Required work
Repeat, line for line, the entries printed below.

Records provided
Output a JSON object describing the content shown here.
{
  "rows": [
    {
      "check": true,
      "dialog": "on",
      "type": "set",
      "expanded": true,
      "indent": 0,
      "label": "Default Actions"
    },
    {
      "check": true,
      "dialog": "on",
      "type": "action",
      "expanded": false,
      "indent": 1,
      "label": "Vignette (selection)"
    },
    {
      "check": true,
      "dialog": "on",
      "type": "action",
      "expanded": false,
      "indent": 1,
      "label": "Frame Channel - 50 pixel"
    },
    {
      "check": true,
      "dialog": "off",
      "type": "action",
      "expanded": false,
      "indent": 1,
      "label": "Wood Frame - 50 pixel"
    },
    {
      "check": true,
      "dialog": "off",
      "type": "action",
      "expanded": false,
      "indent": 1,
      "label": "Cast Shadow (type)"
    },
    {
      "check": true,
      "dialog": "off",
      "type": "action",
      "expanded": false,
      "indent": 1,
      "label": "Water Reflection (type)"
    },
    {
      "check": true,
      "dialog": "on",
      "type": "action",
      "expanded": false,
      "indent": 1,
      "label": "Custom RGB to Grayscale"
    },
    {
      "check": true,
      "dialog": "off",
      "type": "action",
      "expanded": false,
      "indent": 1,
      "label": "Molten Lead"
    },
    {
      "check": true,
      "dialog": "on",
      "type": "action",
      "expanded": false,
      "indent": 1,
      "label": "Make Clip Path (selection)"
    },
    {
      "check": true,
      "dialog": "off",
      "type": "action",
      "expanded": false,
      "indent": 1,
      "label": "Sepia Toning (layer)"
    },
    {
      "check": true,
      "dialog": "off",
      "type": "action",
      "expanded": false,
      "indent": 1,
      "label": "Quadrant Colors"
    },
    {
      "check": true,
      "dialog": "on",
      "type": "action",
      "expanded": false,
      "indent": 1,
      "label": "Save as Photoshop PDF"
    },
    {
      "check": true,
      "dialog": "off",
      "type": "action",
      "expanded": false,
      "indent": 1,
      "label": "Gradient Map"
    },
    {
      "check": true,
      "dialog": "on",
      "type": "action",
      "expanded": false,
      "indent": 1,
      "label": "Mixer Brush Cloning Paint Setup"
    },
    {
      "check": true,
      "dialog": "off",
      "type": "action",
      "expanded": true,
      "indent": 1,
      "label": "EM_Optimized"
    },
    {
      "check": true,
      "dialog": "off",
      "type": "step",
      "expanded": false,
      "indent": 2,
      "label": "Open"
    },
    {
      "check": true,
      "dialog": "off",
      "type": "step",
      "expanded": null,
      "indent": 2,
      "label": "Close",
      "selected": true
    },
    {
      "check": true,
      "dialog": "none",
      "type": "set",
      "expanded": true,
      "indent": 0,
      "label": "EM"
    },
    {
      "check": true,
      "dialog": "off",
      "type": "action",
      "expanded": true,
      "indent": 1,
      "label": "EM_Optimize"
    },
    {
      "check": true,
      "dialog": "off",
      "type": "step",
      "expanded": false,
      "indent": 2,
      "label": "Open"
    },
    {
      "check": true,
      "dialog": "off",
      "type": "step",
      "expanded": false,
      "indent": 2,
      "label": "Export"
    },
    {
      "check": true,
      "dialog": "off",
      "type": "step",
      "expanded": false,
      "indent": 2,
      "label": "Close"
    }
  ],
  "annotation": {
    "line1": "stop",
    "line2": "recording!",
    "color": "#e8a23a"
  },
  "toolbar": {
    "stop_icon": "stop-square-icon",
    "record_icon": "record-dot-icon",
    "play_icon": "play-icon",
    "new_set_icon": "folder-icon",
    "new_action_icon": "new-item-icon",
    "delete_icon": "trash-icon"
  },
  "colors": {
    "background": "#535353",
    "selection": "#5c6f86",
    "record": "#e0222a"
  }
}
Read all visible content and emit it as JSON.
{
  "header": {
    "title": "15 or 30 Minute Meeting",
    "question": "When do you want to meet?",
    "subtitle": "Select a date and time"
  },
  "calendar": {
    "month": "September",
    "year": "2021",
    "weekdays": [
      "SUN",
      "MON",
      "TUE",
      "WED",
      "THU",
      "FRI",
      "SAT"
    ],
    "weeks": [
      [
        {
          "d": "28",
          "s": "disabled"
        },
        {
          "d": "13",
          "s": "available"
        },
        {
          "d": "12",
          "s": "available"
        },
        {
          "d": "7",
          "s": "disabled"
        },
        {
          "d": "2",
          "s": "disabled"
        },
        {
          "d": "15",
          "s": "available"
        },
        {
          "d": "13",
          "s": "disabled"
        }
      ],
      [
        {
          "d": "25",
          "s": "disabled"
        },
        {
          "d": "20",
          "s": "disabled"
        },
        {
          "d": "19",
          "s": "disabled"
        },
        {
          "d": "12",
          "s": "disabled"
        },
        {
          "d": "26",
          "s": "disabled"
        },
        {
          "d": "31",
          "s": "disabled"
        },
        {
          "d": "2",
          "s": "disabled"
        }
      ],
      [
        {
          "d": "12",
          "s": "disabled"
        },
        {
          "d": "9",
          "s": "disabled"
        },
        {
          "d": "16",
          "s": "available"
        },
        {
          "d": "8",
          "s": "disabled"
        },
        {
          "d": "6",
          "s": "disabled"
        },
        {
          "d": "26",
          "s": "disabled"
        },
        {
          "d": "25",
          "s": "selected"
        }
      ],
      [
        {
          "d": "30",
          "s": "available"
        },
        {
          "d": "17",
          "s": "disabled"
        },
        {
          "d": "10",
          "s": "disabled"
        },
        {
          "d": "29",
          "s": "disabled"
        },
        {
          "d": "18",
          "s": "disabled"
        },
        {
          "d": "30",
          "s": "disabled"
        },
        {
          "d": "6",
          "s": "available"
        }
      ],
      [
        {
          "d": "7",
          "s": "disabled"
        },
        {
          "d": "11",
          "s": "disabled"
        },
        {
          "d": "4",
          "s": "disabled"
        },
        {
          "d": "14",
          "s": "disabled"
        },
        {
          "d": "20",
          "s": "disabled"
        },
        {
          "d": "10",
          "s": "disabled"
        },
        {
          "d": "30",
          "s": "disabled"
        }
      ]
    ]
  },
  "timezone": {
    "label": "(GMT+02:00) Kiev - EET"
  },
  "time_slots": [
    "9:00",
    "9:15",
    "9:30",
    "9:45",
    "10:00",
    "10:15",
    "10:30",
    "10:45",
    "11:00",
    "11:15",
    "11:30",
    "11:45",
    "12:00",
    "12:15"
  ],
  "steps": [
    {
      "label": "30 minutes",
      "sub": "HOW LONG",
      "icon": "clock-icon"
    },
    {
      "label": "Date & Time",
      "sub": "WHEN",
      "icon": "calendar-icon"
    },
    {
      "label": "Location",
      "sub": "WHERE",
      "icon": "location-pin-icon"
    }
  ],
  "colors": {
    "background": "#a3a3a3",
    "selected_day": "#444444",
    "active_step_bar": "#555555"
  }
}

Exercise answer
Output a JSON object describing the content shown here.
{
  "rows": [
    {
      "check": true,
      "dialog": "on",
      "type": "set",
      "expanded": true,
      "indent": 0,
      "label": "Default Actions"
    },
    {
      "check": true,
      "dialog": "on",
      "type": "action",
      "expanded": false,
      "indent": 1,
      "label": "Vignette (selection)"
    },
    {
      "check": true,
      "dialog": "on",
      "type": "action",
      "expanded": false,
      "indent": 1,
      "label": "Frame Channel - 50 pixel"
    },
    {
      "check": true,
      "dialog": "off",
      "type": "action",
      "expanded": false,
      "indent": 1,
      "label": "Wood Frame - 50 pixel"
    },
    {
      "check": true,
      "dialog": "off",
      "type": "action",
      "expanded": false,
      "indent": 1,
      "label": "Cast Shadow (type)"
    },
    {
      "check": true,
      "dialog": "off",
      "type": "action",
      "expanded": false,
      "indent": 1,
      "label": "Water Reflection (type)"
    },
    {
      "check": true,
      "dialog": "on",
      "type": "action",
      "expanded": false,
      "indent": 1,
      "label": "Custom RGB to Grayscale"
    },
    {
      "check": true,
      "dialog": "off",
      "type": "action",
      "expanded": false,
      "indent": 1,
      "label": "Molten Lead"
    },
    {
      "check": true,
      "dialog": "on",
      "type": "action",
      "expanded": false,
      "indent": 1,
      "label": "Make Clip Path (selection)"
    },
    {
      "check": true,
      "dialog": "off",
      "type": "action",
      "expanded": false,
      "indent": 1,
      "label": "Sepia Toning (layer)"
    },
    {
      "check": true,
      "dialog": "off",
      "type": "action",
      "expanded": false,
      "indent": 1,
      "label": "Quadrant Colors"
    },
    {
      "check": true,
      "dialog": "on",
      "type": "action",
      "expanded": false,
      "indent": 1,
      "label": "Save as Photoshop PDF"
    },
    {
      "check": true,
      "dialog": "off",
      "type": "action",
      "expanded": false,
      "indent": 1,
      "label": "Gradient Map"
    },
    {
      "check": true,
      "dialog": "on",
      "type": "action",
      "expanded": false,
      "indent": 1,
      "label": "Mixer Brush Cloning Paint Setup"
    },
    {
      "check": true,
      "dialog": "off",
      "type": "action",
      "expanded": true,
      "indent": 1,
      "label": "EM_Optimized"
    },
    {
      "check": true,
      "dialog": "off",
      "type": "step",
      "expanded": false,
      "indent": 2,
      "label": "Open"
    },
    {
      "check": true,
      "dialog": "off",
      "type": "step",
      "expanded": null,
      "indent": 2,
      "label": "Close",
      "selected": true
    },
    {
      "check": true,
      "dialog": "none",
      "type": "set",
      "expanded": true,
      "indent": 0,
      "label": "EM"
    },
    {
      "check": true,
      "dialog": "off",
      "type": "action",
      "expanded": true,
      "indent": 1,
      "label": "EM_Optimize"
    },
    {
      "check": true,
      "dialog": "off",
      "type": "step",
      "expanded": false,
      "indent": 2,
      "label": "Open"
    },
    {
      "check": true,
      "dialog": "off",
      "type": "step",
      "expanded": false,
      "indent": 2,
      "label": "Export"
    },
    {
      "check": true,
      "dialog": "off",
      "type": "step",
      "expanded": false,
      "indent": 2,
      "label": "Close"
    }
  ],
  "annotation": {
    "line1": "stop",
    "line2": "recording!",
    "color": "#e8a23a"
  },
  "toolbar": {
    "stop_icon": "stop-square-icon",
    "record_icon": "record-dot-icon",
    "play_icon": "play-icon",
    "new_set_icon": "folder-icon",
    "new_action_icon": "new-item-icon",
    "delete_icon": "trash-icon"
  },
  "colors": {
    "background": "#535353",
    "selection": "#5c6f86",
    "record": "#e0222a"
  }
}
Read all visible content and emit it as JSON.
{
  "header": {
    "title": "15 or 30 Minute Meeting",
    "question": "When do you want to meet?",
    "subtitle": "Select a date and time"
  },
  "calendar": {
    "month": "September",
    "year": "2021",
    "weekdays": [
      "SUN",
      "MON",
      "TUE",
      "WED",
      "THU",
      "FRI",
      "SAT"
    ],
    "weeks": [
      [
        {
          "d": "28",
          "s": "disabled"
        },
        {
          "d": "13",
          "s": "available"
        },
        {
          "d": "12",
          "s": "available"
        },
        {
          "d": "7",
          "s": "disabled"
        },
        {
          "d": "2",
          "s": "disabled"
        },
        {
          "d": "15",
          "s": "available"
        },
        {
          "d": "13",
          "s": "disabled"
        }
      ],
      [
        {
          "d": "25",
          "s": "disabled"
        },
        {
          "d": "20",
          "s": "disabled"
        },
        {
          "d": "19",
          "s": "disabled"
        },
        {
          "d": "12",
          "s": "disabled"
        },
        {
          "d": "26",
          "s": "disabled"
        },
        {
          "d": "31",
          "s": "disabled"
        },
        {
          "d": "2",
          "s": "disabled"
        }
      ],
      [
        {
          "d": "12",
          "s": "disabled"
        },
        {
          "d": "9",
          "s": "disabled"
        },
        {
          "d": "16",
          "s": "available"
        },
        {
          "d": "8",
          "s": "disabled"
        },
        {
          "d": "6",
          "s": "disabled"
        },
        {
          "d": "26",
          "s": "disabled"
        },
        {
          "d": "25",
          "s": "selected"
        }
      ],
      [
        {
          "d": "30",
          "s": "available"
        },
        {
          "d": "17",
          "s": "disabled"
        },
        {
          "d": "10",
          "s": "disabled"
        },
        {
          "d": "29",
          "s": "disabled"
        },
        {
          "d": "18",
          "s": "disabled"
        },
        {
          "d": "30",
          "s": "disabled"
        },
        {
          "d": "6",
          "s": "available"
        }
      ],
      [
        {
          "d": "7",
          "s": "disabled"
        },
        {
          "d": "11",
          "s": "disabled"
        },
        {
          "d": "4",
          "s": "disabled"
        },
        {
          "d": "14",
          "s": "disabled"
        },
        {
          "d": "20",
          "s": "disabled"
        },
        {
          "d": "10",
          "s": "disabled"
        },
        {
          "d": "30",
          "s": "disabled"
        }
      ]
    ]
  },
  "timezone": {
    "label": "(GMT+02:00) Kiev - EET"
  },
  "time_slots": [
    "9:00",
    "9:15",
    "9:30",
    "9:45",
    "10:00",
    "10:15",
    "10:30",
    "10:45",
    "11:00",
    "11:15",
    "11:30",
    "11:45",
    "12:00",
    "12:15"
  ],
  "steps": [
    {
      "label": "30 minutes",
      "sub": "HOW LONG",
      "icon": "clock-icon"
    },
    {
      "label": "Date & Time",
      "sub": "WHEN",
      "icon": "calendar-icon"
    },
    {
      "label": "Location",
      "sub": "WHERE",
      "icon": "location-pin-icon"
    }
  ],
  "colors": {
    "background": "#a3a3a3",
    "selected_day": "#444444",
    "active_step_bar": "#555555"
  }
}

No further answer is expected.